> [Set exercise]: Reproduce the records below exactly, leaving out any pictures.

** begin Dataset records **

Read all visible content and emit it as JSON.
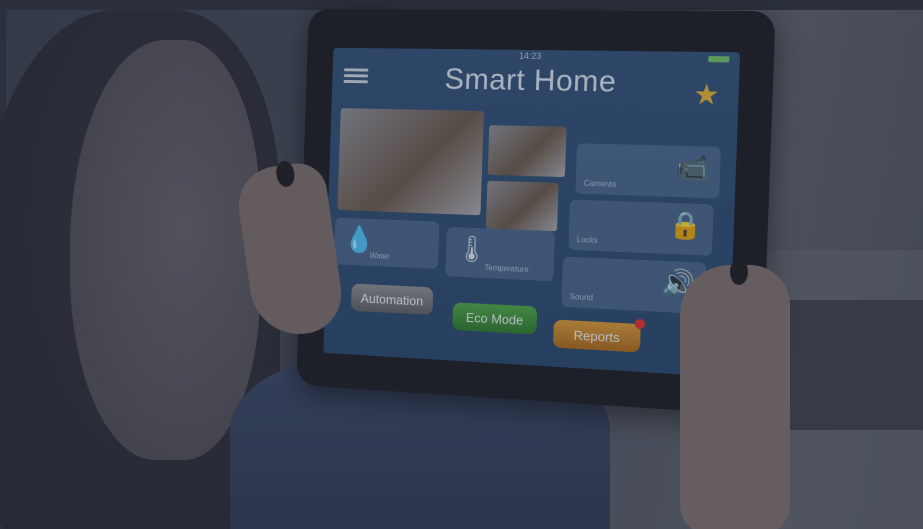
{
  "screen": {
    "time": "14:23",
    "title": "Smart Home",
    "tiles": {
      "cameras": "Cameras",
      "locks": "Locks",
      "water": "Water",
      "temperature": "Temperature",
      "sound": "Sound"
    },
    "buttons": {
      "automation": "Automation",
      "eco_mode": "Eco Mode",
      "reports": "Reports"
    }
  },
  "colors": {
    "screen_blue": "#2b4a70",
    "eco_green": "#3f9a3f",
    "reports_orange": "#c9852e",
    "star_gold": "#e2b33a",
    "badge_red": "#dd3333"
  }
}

** end Dataset records **

> [Reply to the task]:
Read all visible content and emit it as JSON.
{
  "screen": {
    "time": "14:23",
    "title": "Smart Home",
    "tiles": {
      "cameras": "Cameras",
      "locks": "Locks",
      "water": "Water",
      "temperature": "Temperature",
      "sound": "Sound"
    },
    "buttons": {
      "automation": "Automation",
      "eco_mode": "Eco Mode",
      "reports": "Reports"
    }
  },
  "colors": {
    "screen_blue": "#2b4a70",
    "eco_green": "#3f9a3f",
    "reports_orange": "#c9852e",
    "star_gold": "#e2b33a",
    "badge_red": "#dd3333"
  }
}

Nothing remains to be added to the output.